Stated task: Read the data and repeat it in full, exactly.

Provided material:
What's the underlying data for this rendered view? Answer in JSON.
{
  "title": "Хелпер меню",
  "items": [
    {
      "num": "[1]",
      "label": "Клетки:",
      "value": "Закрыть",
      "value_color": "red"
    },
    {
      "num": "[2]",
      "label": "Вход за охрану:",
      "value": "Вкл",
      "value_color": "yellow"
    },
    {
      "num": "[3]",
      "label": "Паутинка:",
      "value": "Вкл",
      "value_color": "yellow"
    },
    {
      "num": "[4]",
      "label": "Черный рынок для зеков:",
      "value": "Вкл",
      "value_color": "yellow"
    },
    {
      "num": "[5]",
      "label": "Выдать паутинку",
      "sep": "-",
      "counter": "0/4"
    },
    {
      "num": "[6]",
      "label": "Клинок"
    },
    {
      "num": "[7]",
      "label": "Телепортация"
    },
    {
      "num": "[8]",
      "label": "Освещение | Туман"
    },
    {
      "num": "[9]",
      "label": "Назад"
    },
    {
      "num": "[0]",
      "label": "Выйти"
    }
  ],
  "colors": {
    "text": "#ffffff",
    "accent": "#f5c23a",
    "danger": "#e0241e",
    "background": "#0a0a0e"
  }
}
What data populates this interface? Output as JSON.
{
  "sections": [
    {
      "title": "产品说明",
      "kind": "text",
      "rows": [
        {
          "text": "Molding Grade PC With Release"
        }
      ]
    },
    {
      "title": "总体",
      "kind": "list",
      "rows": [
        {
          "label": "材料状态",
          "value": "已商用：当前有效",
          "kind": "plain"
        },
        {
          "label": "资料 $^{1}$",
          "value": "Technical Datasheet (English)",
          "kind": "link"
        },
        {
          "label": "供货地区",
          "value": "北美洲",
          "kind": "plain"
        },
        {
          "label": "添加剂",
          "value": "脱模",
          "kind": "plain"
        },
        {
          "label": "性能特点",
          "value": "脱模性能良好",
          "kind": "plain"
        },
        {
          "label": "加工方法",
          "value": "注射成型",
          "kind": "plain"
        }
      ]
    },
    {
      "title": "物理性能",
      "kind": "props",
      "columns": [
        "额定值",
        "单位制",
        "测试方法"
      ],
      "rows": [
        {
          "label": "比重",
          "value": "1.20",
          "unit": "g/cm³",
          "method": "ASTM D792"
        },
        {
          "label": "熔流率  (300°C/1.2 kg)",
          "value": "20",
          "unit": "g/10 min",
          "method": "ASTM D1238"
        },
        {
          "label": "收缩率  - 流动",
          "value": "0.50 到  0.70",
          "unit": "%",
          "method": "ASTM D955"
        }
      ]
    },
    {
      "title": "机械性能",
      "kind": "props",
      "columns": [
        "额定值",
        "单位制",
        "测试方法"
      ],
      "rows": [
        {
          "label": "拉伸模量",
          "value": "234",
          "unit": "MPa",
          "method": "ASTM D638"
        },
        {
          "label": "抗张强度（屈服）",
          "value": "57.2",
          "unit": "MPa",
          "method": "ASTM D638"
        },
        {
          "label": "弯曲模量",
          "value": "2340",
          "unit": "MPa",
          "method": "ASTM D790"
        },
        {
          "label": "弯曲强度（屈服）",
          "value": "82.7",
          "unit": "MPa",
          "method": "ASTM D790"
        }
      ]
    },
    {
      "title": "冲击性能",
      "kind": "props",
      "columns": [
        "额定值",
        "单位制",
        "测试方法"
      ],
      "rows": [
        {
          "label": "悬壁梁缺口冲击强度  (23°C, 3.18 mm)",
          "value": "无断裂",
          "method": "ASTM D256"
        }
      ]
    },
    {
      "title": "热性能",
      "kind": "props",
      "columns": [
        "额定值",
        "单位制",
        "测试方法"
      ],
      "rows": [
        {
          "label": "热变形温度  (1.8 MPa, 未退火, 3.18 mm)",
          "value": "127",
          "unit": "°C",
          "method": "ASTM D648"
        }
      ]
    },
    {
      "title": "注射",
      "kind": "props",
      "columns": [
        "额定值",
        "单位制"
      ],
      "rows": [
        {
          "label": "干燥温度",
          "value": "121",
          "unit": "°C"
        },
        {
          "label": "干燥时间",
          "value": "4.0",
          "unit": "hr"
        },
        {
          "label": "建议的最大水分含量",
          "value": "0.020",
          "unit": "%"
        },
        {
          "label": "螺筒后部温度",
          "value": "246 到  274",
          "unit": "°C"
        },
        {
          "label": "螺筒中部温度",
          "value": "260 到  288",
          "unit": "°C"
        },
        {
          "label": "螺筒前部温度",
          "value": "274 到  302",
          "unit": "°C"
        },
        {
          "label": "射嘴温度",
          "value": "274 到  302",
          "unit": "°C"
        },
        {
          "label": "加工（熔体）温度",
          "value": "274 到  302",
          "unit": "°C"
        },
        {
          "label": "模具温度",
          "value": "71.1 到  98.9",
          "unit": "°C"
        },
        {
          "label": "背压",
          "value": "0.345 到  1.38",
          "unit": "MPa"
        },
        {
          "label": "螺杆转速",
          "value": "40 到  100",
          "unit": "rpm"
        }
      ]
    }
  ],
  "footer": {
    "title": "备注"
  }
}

Solution to the exercise:
What's the underlying data for this rendered view? Answer in JSON.
{
  "title": "Хелпер меню",
  "items": [
    {
      "num": "[1]",
      "label": "Клетки:",
      "value": "Закрыть",
      "value_color": "red"
    },
    {
      "num": "[2]",
      "label": "Вход за охрану:",
      "value": "Вкл",
      "value_color": "yellow"
    },
    {
      "num": "[3]",
      "label": "Паутинка:",
      "value": "Вкл",
      "value_color": "yellow"
    },
    {
      "num": "[4]",
      "label": "Черный рынок для зеков:",
      "value": "Вкл",
      "value_color": "yellow"
    },
    {
      "num": "[5]",
      "label": "Выдать паутинку",
      "sep": "-",
      "counter": "0/4"
    },
    {
      "num": "[6]",
      "label": "Клинок"
    },
    {
      "num": "[7]",
      "label": "Телепортация"
    },
    {
      "num": "[8]",
      "label": "Освещение | Туман"
    },
    {
      "num": "[9]",
      "label": "Назад"
    },
    {
      "num": "[0]",
      "label": "Выйти"
    }
  ],
  "colors": {
    "text": "#ffffff",
    "accent": "#f5c23a",
    "danger": "#e0241e",
    "background": "#0a0a0e"
  }
}
What data populates this interface? Output as JSON.
{
  "sections": [
    {
      "title": "产品说明",
      "kind": "text",
      "rows": [
        {
          "text": "Molding Grade PC With Release"
        }
      ]
    },
    {
      "title": "总体",
      "kind": "list",
      "rows": [
        {
          "label": "材料状态",
          "value": "已商用：当前有效",
          "kind": "plain"
        },
        {
          "label": "资料 $^{1}$",
          "value": "Technical Datasheet (English)",
          "kind": "link"
        },
        {
          "label": "供货地区",
          "value": "北美洲",
          "kind": "plain"
        },
        {
          "label": "添加剂",
          "value": "脱模",
          "kind": "plain"
        },
        {
          "label": "性能特点",
          "value": "脱模性能良好",
          "kind": "plain"
        },
        {
          "label": "加工方法",
          "value": "注射成型",
          "kind": "plain"
        }
      ]
    },
    {
      "title": "物理性能",
      "kind": "props",
      "columns": [
        "额定值",
        "单位制",
        "测试方法"
      ],
      "rows": [
        {
          "label": "比重",
          "value": "1.20",
          "unit": "g/cm³",
          "method": "ASTM D792"
        },
        {
          "label": "熔流率  (300°C/1.2 kg)",
          "value": "20",
          "unit": "g/10 min",
          "method": "ASTM D1238"
        },
        {
          "label": "收缩率  - 流动",
          "value": "0.50 到  0.70",
          "unit": "%",
          "method": "ASTM D955"
        }
      ]
    },
    {
      "title": "机械性能",
      "kind": "props",
      "columns": [
        "额定值",
        "单位制",
        "测试方法"
      ],
      "rows": [
        {
          "label": "拉伸模量",
          "value": "234",
          "unit": "MPa",
          "method": "ASTM D638"
        },
        {
          "label": "抗张强度（屈服）",
          "value": "57.2",
          "unit": "MPa",
          "method": "ASTM D638"
        },
        {
          "label": "弯曲模量",
          "value": "2340",
          "unit": "MPa",
          "method": "ASTM D790"
        },
        {
          "label": "弯曲强度（屈服）",
          "value": "82.7",
          "unit": "MPa",
          "method": "ASTM D790"
        }
      ]
    },
    {
      "title": "冲击性能",
      "kind": "props",
      "columns": [
        "额定值",
        "单位制",
        "测试方法"
      ],
      "rows": [
        {
          "label": "悬壁梁缺口冲击强度  (23°C, 3.18 mm)",
          "value": "无断裂",
          "method": "ASTM D256"
        }
      ]
    },
    {
      "title": "热性能",
      "kind": "props",
      "columns": [
        "额定值",
        "单位制",
        "测试方法"
      ],
      "rows": [
        {
          "label": "热变形温度  (1.8 MPa, 未退火, 3.18 mm)",
          "value": "127",
          "unit": "°C",
          "method": "ASTM D648"
        }
      ]
    },
    {
      "title": "注射",
      "kind": "props",
      "columns": [
        "额定值",
        "单位制"
      ],
      "rows": [
        {
          "label": "干燥温度",
          "value": "121",
          "unit": "°C"
        },
        {
          "label": "干燥时间",
          "value": "4.0",
          "unit": "hr"
        },
        {
          "label": "建议的最大水分含量",
          "value": "0.020",
          "unit": "%"
        },
        {
          "label": "螺筒后部温度",
          "value": "246 到  274",
          "unit": "°C"
        },
        {
          "label": "螺筒中部温度",
          "value": "260 到  288",
          "unit": "°C"
        },
        {
          "label": "螺筒前部温度",
          "value": "274 到  302",
          "unit": "°C"
        },
        {
          "label": "射嘴温度",
          "value": "274 到  302",
          "unit": "°C"
        },
        {
          "label": "加工（熔体）温度",
          "value": "274 到  302",
          "unit": "°C"
        },
        {
          "label": "模具温度",
          "value": "71.1 到  98.9",
          "unit": "°C"
        },
        {
          "label": "背压",
          "value": "0.345 到  1.38",
          "unit": "MPa"
        },
        {
          "label": "螺杆转速",
          "value": "40 到  100",
          "unit": "rpm"
        }
      ]
    }
  ],
  "footer": {
    "title": "备注"
  }
}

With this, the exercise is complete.